Dataset items:
..............................
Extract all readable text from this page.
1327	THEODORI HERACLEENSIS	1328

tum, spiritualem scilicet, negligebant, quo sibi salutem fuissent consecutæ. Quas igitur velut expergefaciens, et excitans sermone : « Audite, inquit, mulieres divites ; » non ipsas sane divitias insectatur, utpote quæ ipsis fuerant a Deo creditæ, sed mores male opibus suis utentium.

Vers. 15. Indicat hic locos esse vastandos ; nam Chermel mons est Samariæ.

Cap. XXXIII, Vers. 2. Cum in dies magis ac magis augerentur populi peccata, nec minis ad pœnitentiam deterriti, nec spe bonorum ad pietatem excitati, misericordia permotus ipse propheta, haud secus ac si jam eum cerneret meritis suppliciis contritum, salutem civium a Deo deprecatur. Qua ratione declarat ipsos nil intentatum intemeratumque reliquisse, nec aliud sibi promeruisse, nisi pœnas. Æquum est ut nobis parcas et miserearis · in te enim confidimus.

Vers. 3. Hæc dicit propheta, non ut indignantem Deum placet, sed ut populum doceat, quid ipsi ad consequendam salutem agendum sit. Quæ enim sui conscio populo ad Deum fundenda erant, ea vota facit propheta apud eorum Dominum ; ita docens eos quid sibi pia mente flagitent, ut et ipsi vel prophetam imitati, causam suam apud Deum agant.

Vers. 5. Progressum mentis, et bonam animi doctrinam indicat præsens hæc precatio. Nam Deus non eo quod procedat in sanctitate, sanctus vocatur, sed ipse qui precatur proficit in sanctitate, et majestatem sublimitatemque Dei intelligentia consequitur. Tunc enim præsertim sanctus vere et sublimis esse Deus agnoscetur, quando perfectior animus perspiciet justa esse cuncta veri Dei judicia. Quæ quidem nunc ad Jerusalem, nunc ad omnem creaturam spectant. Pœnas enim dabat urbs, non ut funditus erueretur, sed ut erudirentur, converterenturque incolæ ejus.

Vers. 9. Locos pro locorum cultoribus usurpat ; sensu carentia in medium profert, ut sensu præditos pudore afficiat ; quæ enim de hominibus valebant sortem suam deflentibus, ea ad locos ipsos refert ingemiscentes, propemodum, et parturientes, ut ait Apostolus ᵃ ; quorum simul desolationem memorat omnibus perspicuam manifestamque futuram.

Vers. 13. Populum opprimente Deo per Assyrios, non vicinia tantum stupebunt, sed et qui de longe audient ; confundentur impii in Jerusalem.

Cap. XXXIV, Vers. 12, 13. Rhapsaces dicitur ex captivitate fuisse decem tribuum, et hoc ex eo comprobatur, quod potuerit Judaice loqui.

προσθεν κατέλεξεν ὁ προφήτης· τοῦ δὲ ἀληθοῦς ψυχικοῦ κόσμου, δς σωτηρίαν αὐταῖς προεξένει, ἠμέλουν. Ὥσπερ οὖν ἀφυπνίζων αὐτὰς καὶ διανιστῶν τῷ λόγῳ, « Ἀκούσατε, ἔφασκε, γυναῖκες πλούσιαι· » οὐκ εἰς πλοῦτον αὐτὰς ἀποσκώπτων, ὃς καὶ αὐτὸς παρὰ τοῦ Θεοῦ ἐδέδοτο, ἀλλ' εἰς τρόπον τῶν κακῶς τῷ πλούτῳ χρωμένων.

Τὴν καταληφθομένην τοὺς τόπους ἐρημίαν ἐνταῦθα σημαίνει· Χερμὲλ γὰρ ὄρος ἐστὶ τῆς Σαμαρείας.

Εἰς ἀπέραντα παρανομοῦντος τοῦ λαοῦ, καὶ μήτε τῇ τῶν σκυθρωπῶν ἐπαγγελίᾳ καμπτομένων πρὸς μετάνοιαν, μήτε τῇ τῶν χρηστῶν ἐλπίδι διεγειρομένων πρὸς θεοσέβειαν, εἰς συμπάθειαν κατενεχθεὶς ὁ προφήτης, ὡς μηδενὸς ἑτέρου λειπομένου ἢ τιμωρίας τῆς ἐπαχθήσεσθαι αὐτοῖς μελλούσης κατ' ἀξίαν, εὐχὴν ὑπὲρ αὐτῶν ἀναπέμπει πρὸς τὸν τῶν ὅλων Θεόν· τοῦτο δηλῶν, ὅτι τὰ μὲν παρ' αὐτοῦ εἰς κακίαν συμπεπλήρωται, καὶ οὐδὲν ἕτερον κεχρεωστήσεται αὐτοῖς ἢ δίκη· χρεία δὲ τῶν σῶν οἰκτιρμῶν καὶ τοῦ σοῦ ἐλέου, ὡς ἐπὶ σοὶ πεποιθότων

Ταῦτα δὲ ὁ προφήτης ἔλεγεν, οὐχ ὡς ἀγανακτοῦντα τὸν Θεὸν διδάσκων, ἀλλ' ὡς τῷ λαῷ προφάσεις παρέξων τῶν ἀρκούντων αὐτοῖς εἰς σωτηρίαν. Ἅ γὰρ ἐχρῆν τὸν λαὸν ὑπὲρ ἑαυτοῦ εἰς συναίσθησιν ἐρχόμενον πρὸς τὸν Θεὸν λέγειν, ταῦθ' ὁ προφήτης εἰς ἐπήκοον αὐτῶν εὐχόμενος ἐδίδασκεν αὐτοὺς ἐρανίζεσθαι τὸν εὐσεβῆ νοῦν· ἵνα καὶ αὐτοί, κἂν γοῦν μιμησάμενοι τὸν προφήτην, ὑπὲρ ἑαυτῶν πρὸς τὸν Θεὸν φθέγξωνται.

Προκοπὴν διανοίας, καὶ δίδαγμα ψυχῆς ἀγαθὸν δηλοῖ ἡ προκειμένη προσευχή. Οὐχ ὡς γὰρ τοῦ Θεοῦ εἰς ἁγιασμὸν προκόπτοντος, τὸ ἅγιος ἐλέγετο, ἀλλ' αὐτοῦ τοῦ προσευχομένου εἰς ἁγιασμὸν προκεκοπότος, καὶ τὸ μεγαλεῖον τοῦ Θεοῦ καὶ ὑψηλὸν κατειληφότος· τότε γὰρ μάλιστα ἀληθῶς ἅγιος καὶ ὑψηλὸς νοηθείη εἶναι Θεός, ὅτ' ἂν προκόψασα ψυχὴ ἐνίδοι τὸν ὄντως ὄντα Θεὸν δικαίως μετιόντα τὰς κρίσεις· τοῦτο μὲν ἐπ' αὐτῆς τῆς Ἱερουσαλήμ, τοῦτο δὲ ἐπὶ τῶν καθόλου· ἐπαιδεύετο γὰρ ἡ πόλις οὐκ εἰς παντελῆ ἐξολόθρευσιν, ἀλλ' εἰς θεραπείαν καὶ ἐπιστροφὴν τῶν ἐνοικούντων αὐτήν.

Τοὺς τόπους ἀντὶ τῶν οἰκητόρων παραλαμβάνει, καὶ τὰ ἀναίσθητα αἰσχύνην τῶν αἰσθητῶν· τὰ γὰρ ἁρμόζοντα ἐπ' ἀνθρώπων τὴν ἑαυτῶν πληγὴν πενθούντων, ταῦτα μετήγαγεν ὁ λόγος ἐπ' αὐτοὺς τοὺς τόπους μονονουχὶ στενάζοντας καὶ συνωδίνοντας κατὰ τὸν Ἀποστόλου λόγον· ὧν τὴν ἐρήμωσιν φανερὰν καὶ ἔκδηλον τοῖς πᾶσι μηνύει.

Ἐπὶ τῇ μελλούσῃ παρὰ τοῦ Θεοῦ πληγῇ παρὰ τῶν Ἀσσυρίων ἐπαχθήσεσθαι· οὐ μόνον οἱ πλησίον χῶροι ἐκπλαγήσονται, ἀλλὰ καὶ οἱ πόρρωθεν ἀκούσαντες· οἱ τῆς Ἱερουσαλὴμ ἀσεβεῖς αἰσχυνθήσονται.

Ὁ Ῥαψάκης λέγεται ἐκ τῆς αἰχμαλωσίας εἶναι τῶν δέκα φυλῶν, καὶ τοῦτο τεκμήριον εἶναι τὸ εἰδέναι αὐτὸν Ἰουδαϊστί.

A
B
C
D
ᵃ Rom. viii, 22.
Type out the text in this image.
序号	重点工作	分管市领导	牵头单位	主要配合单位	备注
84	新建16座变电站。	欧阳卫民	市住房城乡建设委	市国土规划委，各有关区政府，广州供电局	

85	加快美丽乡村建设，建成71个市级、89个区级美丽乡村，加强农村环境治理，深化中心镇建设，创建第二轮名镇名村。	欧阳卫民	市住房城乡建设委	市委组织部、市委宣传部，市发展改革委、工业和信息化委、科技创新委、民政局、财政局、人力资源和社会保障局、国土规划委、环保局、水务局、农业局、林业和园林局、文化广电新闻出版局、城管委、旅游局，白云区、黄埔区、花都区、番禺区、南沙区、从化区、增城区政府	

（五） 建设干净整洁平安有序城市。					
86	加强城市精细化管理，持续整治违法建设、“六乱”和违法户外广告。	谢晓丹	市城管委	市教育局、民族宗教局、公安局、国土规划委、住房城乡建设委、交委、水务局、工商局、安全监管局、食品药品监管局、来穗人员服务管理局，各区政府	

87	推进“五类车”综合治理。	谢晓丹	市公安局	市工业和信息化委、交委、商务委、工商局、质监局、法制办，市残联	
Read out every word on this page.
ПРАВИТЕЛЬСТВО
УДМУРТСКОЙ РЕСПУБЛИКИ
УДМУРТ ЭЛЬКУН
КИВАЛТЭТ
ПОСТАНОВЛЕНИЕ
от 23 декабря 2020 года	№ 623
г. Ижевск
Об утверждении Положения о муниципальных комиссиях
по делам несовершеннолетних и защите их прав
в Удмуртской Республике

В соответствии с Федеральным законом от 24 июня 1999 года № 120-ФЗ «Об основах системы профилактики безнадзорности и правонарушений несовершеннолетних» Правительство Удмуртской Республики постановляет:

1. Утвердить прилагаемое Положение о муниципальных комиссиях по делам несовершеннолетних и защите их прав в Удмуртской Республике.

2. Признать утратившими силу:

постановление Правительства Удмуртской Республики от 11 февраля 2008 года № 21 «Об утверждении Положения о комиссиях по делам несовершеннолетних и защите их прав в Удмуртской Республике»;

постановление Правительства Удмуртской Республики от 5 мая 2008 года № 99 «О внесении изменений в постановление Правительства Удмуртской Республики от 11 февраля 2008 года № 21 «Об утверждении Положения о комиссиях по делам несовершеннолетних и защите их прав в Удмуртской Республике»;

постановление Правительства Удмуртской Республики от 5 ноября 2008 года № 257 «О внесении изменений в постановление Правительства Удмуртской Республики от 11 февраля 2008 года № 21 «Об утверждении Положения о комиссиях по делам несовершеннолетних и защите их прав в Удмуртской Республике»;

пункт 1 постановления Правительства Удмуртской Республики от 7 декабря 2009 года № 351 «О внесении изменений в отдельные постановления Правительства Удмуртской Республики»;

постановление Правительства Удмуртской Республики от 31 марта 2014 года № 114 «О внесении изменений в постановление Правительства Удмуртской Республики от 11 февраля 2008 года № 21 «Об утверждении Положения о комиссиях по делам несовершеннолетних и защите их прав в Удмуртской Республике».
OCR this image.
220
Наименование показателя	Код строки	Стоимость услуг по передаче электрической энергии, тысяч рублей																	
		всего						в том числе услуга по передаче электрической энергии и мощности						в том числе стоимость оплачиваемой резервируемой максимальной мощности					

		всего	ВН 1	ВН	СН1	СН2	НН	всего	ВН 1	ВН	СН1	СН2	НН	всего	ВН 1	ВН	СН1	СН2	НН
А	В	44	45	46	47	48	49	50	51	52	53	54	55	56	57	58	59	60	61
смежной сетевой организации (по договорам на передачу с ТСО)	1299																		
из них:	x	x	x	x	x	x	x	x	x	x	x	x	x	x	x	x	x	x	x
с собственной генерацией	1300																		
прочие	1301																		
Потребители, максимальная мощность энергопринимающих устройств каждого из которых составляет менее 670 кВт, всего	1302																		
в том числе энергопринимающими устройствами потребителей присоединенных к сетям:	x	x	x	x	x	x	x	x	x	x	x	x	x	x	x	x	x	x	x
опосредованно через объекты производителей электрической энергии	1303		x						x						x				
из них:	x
..............................
**OBJECTIVE**
Give only the number of lines in the material above where the string "энергии" appears.

**ANSWER BELOW**
3